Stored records
--- START ---

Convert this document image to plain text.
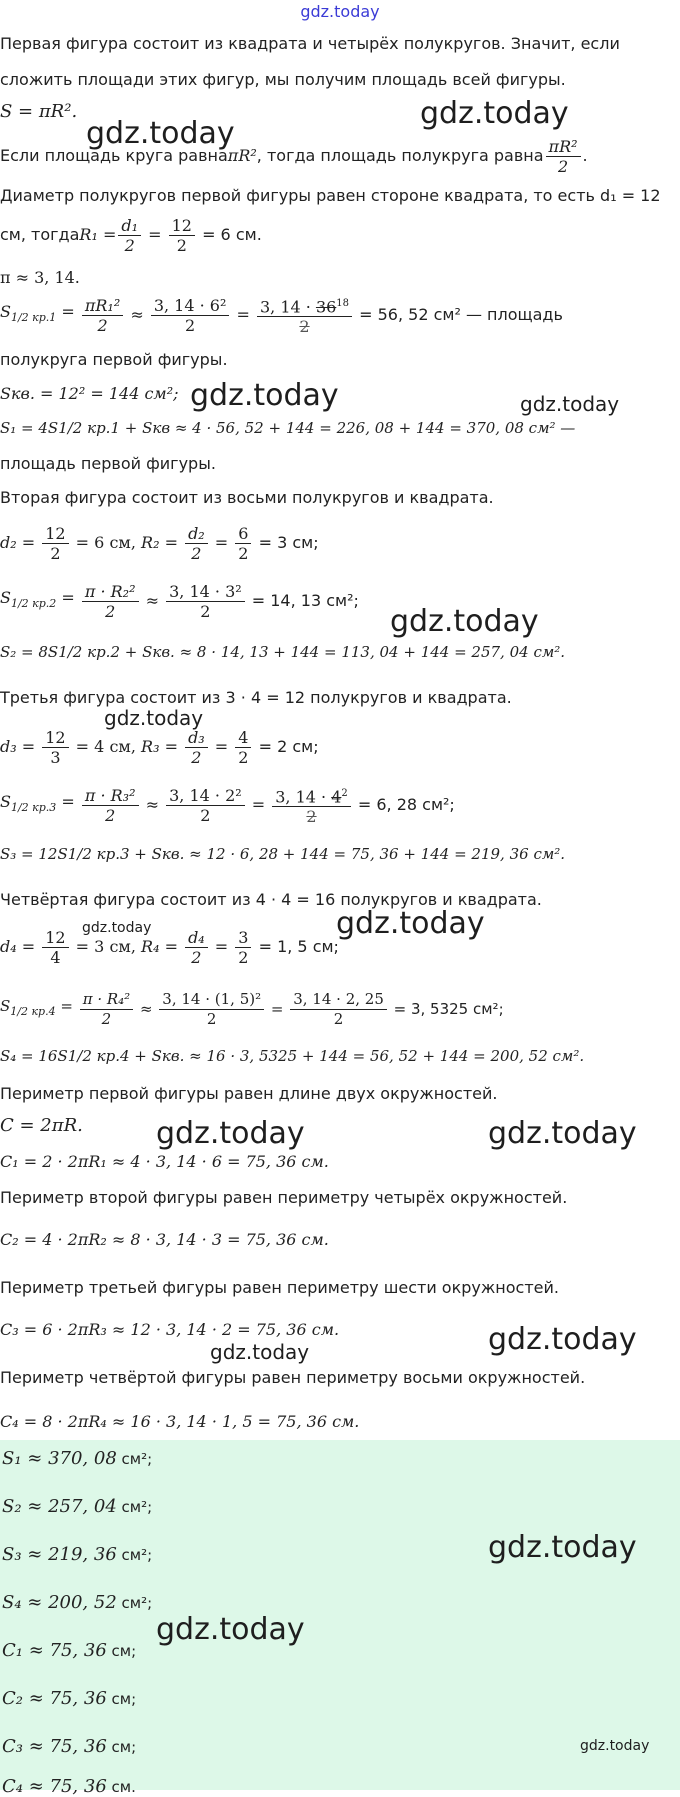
gdz.today
Первая фигура состоит из квадрата и четырёх полукругов. Значит, если
сложить площади этих фигур, мы получим площадь всей фигуры.
S = πR².
Если площадь круга равна πR² , тогда площадь полукруга равна $\frac{\text{πR²}}{2}$ .
Диаметр полукругов первой фигуры равен стороне квадрата, то есть d₁ = 12
см, тогда $R_1 = \frac{\text{d₁}}{2} = \frac{12}{2}$
= 6 см.
π ≈ 3, 14.
$S_{1/2 кр.1} = \frac{\text{πR₁²}}{2} \approx \frac{\text{3, 14 · 6²}}{2} = \frac{3, 14 \cdot 36^{18}}{2}$
= 56, 52 см² — площадь
полукруга первой фигуры.
Sкв. = 12² = 144 см²;
S₁ = 4S1/2 кр.1 + Sкв ≈ 4 · 56, 52 + 144 = 226, 08 + 144 = 370, 08 см² —
площадь первой фигуры.
Вторая фигура состоит из восьми полукругов и квадрата.
$d_2 = \frac{12}{2} = 6$ см, $R_2 = \frac{\text{d₂}}{2} = \frac{6}{2}$
= 3 см;
$S_{1/2 кр.2} = \frac{\text{π · R₂²}}{2} \approx \frac{\text{3, 14 · 3²}}{2}$
= 14, 13 см²;
S₂ = 8S1/2 кр.2 + Sкв. ≈ 8 · 14, 13 + 144 = 113, 04 + 144 = 257, 04 см².
Третья фигура состоит из 3 · 4 = 12 полукругов и квадрата.
$d_3 = \frac{12}{3} = 4$ см, $R_3 = \frac{\text{d₃}}{2} = \frac{4}{2}$
= 2 см;
$S_{1/2 кр.3} = \frac{\text{π · R₃²}}{2} \approx \frac{\text{3, 14 · 2²}}{2} = \frac{3, 14 \cdot 4^2}{2}$
= 6, 28 см²;
S₃ = 12S1/2 кр.3 + Sкв. ≈ 12 · 6, 28 + 144 = 75, 36 + 144 = 219, 36 см².
Четвёртая фигура состоит из 4 · 4 = 16 полукругов и квадрата.
$d_4 = \frac{12}{4} = 3$ см, $R_4 = \frac{\text{d₄}}{2} = \frac{3}{2}$
= 1, 5 см;
$S_{1/2 кр.4} = \frac{\text{π · R₄²}}{2} \approx \frac{\text{3, 14 · (1, 5)²}}{2} = \frac{3, 14 \cdot 2, 25}{2}$
= 3, 5325 см²;
S₄ = 16S1/2 кр.4 + Sкв. ≈ 16 · 3, 5325 + 144 = 56, 52 + 144 = 200, 52 см².
Периметр первой фигуры равен длине двух окружностей.
C = 2πR.
C₁ = 2 · 2πR₁ ≈ 4 · 3, 14 · 6 = 75, 36 см.
Периметр второй фигуры равен периметру четырёх окружностей.
C₂ = 4 · 2πR₂ ≈ 8 · 3, 14 · 3 = 75, 36 см.
Периметр третьей фигуры равен периметру шести окружностей.
C₃ = 6 · 2πR₃ ≈ 12 · 3, 14 · 2 = 75, 36 см.
Периметр четвёртой фигуры равен периметру восьми окружностей.
C₄ = 8 · 2πR₄ ≈ 16 · 3, 14 · 1, 5 = 75, 36 см.
S₁ ≈ 370, 08 см²;
S₂ ≈ 257, 04 см²;
S₃ ≈ 219, 36 см²;
S₄ ≈ 200, 52 см²;
C₁ ≈ 75, 36 см;
C₂ ≈ 75, 36 см;
C₃ ≈ 75, 36 см;
C₄ ≈ 75, 36 см.
gdz.today
gdz.today
gdz.today	gdz.today
gdz.today
gdz.today
gdz.today
gdz.today
gdz.today	gdz.today
gdz.today
gdz.today
gdz.today
gdz.today
gdz.today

--- END ---

• _The problem_:
Would you return the data exactly as written, without the pictures?

• _Problem solution_:
Convert this document image to plain text.
gdz.today
Первая фигура состоит из квадрата и четырёх полукругов. Значит, если
сложить площади этих фигур, мы получим площадь всей фигуры.
S = πR².
Если площадь круга равна πR² , тогда площадь полукруга равна $\frac{\text{πR²}}{2}$ .
Диаметр полукругов первой фигуры равен стороне квадрата, то есть d₁ = 12
см, тогда $R_1 = \frac{\text{d₁}}{2} = \frac{12}{2}$
= 6 см.
π ≈ 3, 14.
$S_{1/2 кр.1} = \frac{\text{πR₁²}}{2} \approx \frac{\text{3, 14 · 6²}}{2} = \frac{3, 14 \cdot 36^{18}}{2}$
= 56, 52 см² — площадь
полукруга первой фигуры.
Sкв. = 12² = 144 см²;
S₁ = 4S1/2 кр.1 + Sкв ≈ 4 · 56, 52 + 144 = 226, 08 + 144 = 370, 08 см² —
площадь первой фигуры.
Вторая фигура состоит из восьми полукругов и квадрата.
$d_2 = \frac{12}{2} = 6$ см, $R_2 = \frac{\text{d₂}}{2} = \frac{6}{2}$
= 3 см;
$S_{1/2 кр.2} = \frac{\text{π · R₂²}}{2} \approx \frac{\text{3, 14 · 3²}}{2}$
= 14, 13 см²;
S₂ = 8S1/2 кр.2 + Sкв. ≈ 8 · 14, 13 + 144 = 113, 04 + 144 = 257, 04 см².
Третья фигура состоит из 3 · 4 = 12 полукругов и квадрата.
$d_3 = \frac{12}{3} = 4$ см, $R_3 = \frac{\text{d₃}}{2} = \frac{4}{2}$
= 2 см;
$S_{1/2 кр.3} = \frac{\text{π · R₃²}}{2} \approx \frac{\text{3, 14 · 2²}}{2} = \frac{3, 14 \cdot 4^2}{2}$
= 6, 28 см²;
S₃ = 12S1/2 кр.3 + Sкв. ≈ 12 · 6, 28 + 144 = 75, 36 + 144 = 219, 36 см².
Четвёртая фигура состоит из 4 · 4 = 16 полукругов и квадрата.
$d_4 = \frac{12}{4} = 3$ см, $R_4 = \frac{\text{d₄}}{2} = \frac{3}{2}$
= 1, 5 см;
$S_{1/2 кр.4} = \frac{\text{π · R₄²}}{2} \approx \frac{\text{3, 14 · (1, 5)²}}{2} = \frac{3, 14 \cdot 2, 25}{2}$
= 3, 5325 см²;
S₄ = 16S1/2 кр.4 + Sкв. ≈ 16 · 3, 5325 + 144 = 56, 52 + 144 = 200, 52 см².
Периметр первой фигуры равен длине двух окружностей.
C = 2πR.
C₁ = 2 · 2πR₁ ≈ 4 · 3, 14 · 6 = 75, 36 см.
Периметр второй фигуры равен периметру четырёх окружностей.
C₂ = 4 · 2πR₂ ≈ 8 · 3, 14 · 3 = 75, 36 см.
Периметр третьей фигуры равен периметру шести окружностей.
C₃ = 6 · 2πR₃ ≈ 12 · 3, 14 · 2 = 75, 36 см.
Периметр четвёртой фигуры равен периметру восьми окружностей.
C₄ = 8 · 2πR₄ ≈ 16 · 3, 14 · 1, 5 = 75, 36 см.
S₁ ≈ 370, 08 см²;
S₂ ≈ 257, 04 см²;
S₃ ≈ 219, 36 см²;
S₄ ≈ 200, 52 см²;
C₁ ≈ 75, 36 см;
C₂ ≈ 75, 36 см;
C₃ ≈ 75, 36 см;
C₄ ≈ 75, 36 см.
gdz.today
gdz.today
gdz.today	gdz.today
gdz.today
gdz.today
gdz.today
gdz.today
gdz.today	gdz.today
gdz.today
gdz.today
gdz.today
gdz.today
gdz.today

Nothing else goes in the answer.